— BEGIN —

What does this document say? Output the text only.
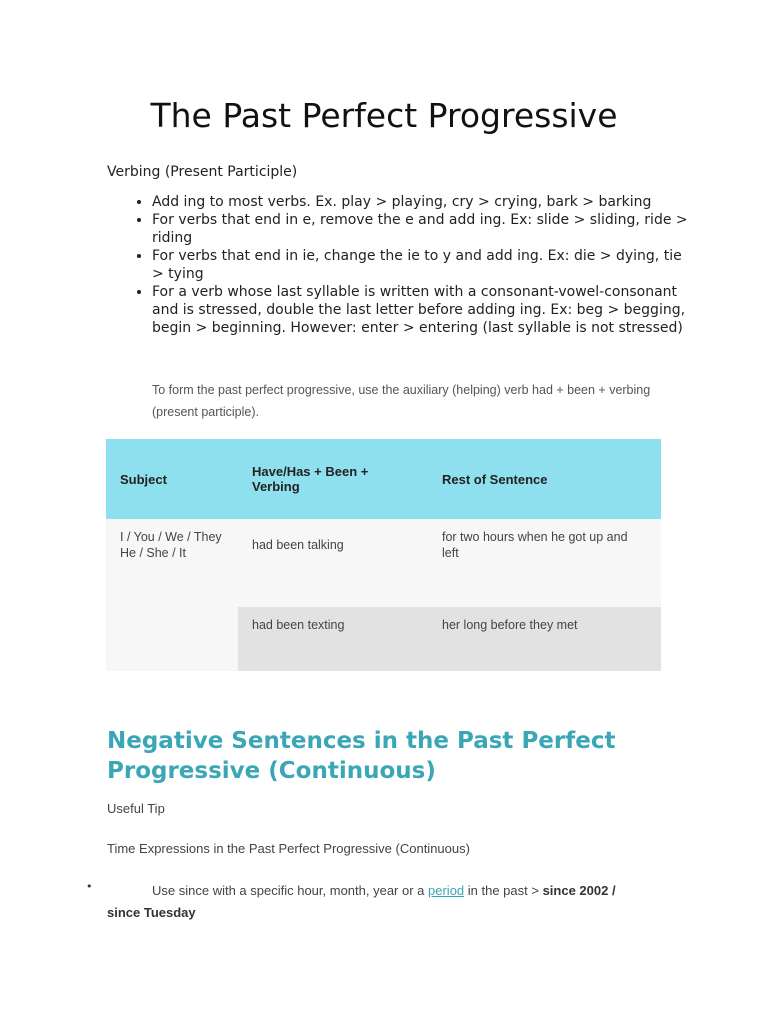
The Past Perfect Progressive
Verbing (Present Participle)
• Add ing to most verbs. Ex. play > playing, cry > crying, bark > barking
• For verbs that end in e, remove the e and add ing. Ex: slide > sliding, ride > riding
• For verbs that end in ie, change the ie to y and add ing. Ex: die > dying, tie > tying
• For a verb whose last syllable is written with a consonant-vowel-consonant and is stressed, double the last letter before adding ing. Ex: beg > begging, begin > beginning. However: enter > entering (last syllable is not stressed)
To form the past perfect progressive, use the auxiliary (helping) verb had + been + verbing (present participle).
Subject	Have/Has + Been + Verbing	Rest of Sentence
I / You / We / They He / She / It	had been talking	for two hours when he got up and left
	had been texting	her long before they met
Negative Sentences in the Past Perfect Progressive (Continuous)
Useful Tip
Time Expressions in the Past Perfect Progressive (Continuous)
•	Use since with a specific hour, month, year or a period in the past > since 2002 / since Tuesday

— END —
— BEGIN —

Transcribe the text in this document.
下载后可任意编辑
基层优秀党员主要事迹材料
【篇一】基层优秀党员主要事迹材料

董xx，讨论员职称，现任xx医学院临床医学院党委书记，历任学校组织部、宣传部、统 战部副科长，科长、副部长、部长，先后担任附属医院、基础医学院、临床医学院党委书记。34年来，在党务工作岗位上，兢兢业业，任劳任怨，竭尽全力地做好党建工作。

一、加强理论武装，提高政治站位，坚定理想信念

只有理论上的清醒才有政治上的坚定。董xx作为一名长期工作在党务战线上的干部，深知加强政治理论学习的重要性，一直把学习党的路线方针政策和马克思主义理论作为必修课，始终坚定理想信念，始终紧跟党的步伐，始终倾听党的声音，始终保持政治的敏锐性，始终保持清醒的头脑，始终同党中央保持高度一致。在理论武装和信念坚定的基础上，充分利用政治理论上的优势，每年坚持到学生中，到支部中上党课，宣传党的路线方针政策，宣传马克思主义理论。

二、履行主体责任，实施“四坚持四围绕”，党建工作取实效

— END —
— BEGIN —

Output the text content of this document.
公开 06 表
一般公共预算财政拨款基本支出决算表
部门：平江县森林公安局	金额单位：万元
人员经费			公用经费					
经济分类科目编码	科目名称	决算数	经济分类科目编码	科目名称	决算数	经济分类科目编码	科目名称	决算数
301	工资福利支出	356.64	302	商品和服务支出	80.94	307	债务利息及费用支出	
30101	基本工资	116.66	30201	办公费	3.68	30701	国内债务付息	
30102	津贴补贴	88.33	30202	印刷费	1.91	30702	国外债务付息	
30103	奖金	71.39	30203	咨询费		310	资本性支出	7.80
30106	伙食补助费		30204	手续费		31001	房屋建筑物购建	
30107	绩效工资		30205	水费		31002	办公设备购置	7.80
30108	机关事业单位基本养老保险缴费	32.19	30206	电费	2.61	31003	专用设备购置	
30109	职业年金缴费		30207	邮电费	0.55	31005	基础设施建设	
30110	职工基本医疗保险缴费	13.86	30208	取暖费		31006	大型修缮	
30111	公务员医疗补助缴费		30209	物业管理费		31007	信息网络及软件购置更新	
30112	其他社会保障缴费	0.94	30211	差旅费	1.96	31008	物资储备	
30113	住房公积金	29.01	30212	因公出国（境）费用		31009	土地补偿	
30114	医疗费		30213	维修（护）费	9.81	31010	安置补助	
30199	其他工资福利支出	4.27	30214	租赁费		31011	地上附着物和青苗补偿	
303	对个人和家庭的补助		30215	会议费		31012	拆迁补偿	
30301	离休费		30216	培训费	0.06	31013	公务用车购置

— END —

*Exercise description:*
Gather and copy every line of the data in which the string "this" is found.

*Result:*
What does this document say? Output the text only.
Transcribe the text in this document.
Output the text content of this document.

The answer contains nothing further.